*WHAT IS EXPECTED*:
Could you extract every entry below and reproduce it exactly?

Collection entries
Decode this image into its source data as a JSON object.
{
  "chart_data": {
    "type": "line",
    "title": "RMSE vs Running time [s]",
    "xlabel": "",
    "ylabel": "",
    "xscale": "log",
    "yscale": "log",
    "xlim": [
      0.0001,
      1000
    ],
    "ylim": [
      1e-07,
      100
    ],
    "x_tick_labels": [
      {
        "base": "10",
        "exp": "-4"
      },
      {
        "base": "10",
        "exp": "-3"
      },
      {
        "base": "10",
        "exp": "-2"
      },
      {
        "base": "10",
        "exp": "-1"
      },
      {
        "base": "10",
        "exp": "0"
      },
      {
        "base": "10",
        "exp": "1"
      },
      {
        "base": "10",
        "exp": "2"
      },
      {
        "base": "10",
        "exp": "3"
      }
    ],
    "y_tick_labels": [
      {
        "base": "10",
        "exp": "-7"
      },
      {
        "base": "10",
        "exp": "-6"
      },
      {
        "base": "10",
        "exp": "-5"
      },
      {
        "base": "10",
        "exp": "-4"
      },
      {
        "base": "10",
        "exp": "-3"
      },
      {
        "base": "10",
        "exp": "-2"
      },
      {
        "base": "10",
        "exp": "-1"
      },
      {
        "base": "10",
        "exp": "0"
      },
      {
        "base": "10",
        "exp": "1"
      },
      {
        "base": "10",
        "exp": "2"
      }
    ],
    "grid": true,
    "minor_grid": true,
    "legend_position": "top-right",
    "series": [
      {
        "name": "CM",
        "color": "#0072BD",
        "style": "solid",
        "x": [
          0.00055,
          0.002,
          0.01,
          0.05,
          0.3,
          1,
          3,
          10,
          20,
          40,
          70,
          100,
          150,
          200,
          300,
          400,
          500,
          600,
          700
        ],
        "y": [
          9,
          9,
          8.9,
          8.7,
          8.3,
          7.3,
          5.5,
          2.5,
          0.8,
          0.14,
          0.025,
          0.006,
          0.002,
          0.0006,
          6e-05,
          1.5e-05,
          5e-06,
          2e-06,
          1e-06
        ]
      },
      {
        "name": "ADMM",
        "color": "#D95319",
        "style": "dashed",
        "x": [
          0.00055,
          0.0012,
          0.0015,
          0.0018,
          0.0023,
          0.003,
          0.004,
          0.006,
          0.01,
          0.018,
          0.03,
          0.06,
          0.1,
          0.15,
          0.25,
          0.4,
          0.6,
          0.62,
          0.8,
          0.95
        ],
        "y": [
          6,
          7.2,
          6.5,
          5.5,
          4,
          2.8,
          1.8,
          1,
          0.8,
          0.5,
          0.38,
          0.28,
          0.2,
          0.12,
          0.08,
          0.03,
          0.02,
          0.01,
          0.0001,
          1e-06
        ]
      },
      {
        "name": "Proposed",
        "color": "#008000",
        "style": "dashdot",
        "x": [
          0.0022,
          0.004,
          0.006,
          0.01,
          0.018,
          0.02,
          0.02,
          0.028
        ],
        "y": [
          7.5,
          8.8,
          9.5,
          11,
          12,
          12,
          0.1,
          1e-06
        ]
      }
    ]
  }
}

*FULL OUTPUT*:
Decode this image into its source data as a JSON object.
{
  "chart_data": {
    "type": "line",
    "title": "RMSE vs Running time [s]",
    "xlabel": "",
    "ylabel": "",
    "xscale": "log",
    "yscale": "log",
    "xlim": [
      0.0001,
      1000
    ],
    "ylim": [
      1e-07,
      100
    ],
    "x_tick_labels": [
      {
        "base": "10",
        "exp": "-4"
      },
      {
        "base": "10",
        "exp": "-3"
      },
      {
        "base": "10",
        "exp": "-2"
      },
      {
        "base": "10",
        "exp": "-1"
      },
      {
        "base": "10",
        "exp": "0"
      },
      {
        "base": "10",
        "exp": "1"
      },
      {
        "base": "10",
        "exp": "2"
      },
      {
        "base": "10",
        "exp": "3"
      }
    ],
    "y_tick_labels": [
      {
        "base": "10",
        "exp": "-7"
      },
      {
        "base": "10",
        "exp": "-6"
      },
      {
        "base": "10",
        "exp": "-5"
      },
      {
        "base": "10",
        "exp": "-4"
      },
      {
        "base": "10",
        "exp": "-3"
      },
      {
        "base": "10",
        "exp": "-2"
      },
      {
        "base": "10",
        "exp": "-1"
      },
      {
        "base": "10",
        "exp": "0"
      },
      {
        "base": "10",
        "exp": "1"
      },
      {
        "base": "10",
        "exp": "2"
      }
    ],
    "grid": true,
    "minor_grid": true,
    "legend_position": "top-right",
    "series": [
      {
        "name": "CM",
        "color": "#0072BD",
        "style": "solid",
        "x": [
          0.00055,
          0.002,
          0.01,
          0.05,
          0.3,
          1,
          3,
          10,
          20,
          40,
          70,
          100,
          150,
          200,
          300,
          400,
          500,
          600,
          700
        ],
        "y": [
          9,
          9,
          8.9,
          8.7,
          8.3,
          7.3,
          5.5,
          2.5,
          0.8,
          0.14,
          0.025,
          0.006,
          0.002,
          0.0006,
          6e-05,
          1.5e-05,
          5e-06,
          2e-06,
          1e-06
        ]
      },
      {
        "name": "ADMM",
        "color": "#D95319",
        "style": "dashed",
        "x": [
          0.00055,
          0.0012,
          0.0015,
          0.0018,
          0.0023,
          0.003,
          0.004,
          0.006,
          0.01,
          0.018,
          0.03,
          0.06,
          0.1,
          0.15,
          0.25,
          0.4,
          0.6,
          0.62,
          0.8,
          0.95
        ],
        "y": [
          6,
          7.2,
          6.5,
          5.5,
          4,
          2.8,
          1.8,
          1,
          0.8,
          0.5,
          0.38,
          0.28,
          0.2,
          0.12,
          0.08,
          0.03,
          0.02,
          0.01,
          0.0001,
          1e-06
        ]
      },
      {
        "name": "Proposed",
        "color": "#008000",
        "style": "dashdot",
        "x": [
          0.0022,
          0.004,
          0.006,
          0.01,
          0.018,
          0.02,
          0.02,
          0.028
        ],
        "y": [
          7.5,
          8.8,
          9.5,
          11,
          12,
          12,
          0.1,
          1e-06
        ]
      }
    ]
  }
}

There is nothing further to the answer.